(TASK DATA):
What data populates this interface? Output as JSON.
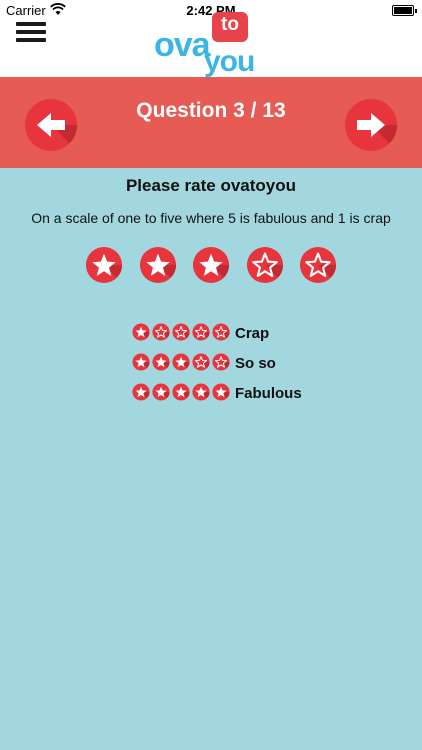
{
  "status_bar": {
    "carrier": "Carrier",
    "time": "2:42 PM"
  },
  "header": {
    "logo": {
      "part1": "ova",
      "part2": "to",
      "part3": "you"
    }
  },
  "question": {
    "counter": "Question 3 / 13",
    "title": "Please rate ovatoyou",
    "subtitle": "On a scale of one to five where 5 is fabulous and 1 is crap",
    "rating": 3,
    "max_rating": 5
  },
  "legend": [
    {
      "filled": 1,
      "label": "Crap"
    },
    {
      "filled": 3,
      "label": "So so"
    },
    {
      "filled": 5,
      "label": "Fabulous"
    }
  ],
  "colors": {
    "accent_red": "#e8343c",
    "bar_red": "#e65b54",
    "content_bg": "#a2d7e0",
    "logo_blue": "#3bb5e6"
  }
}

(EXERCISE DESCRIPTION):
Copy every entry exactly as written. Pictures are excluded.

(CORRECT OUTPUT):
What data populates this interface? Output as JSON.
{
  "status_bar": {
    "carrier": "Carrier",
    "time": "2:42 PM"
  },
  "header": {
    "logo": {
      "part1": "ova",
      "part2": "to",
      "part3": "you"
    }
  },
  "question": {
    "counter": "Question 3 / 13",
    "title": "Please rate ovatoyou",
    "subtitle": "On a scale of one to five where 5 is fabulous and 1 is crap",
    "rating": 3,
    "max_rating": 5
  },
  "legend": [
    {
      "filled": 1,
      "label": "Crap"
    },
    {
      "filled": 3,
      "label": "So so"
    },
    {
      "filled": 5,
      "label": "Fabulous"
    }
  ],
  "colors": {
    "accent_red": "#e8343c",
    "bar_red": "#e65b54",
    "content_bg": "#a2d7e0",
    "logo_blue": "#3bb5e6"
  }
}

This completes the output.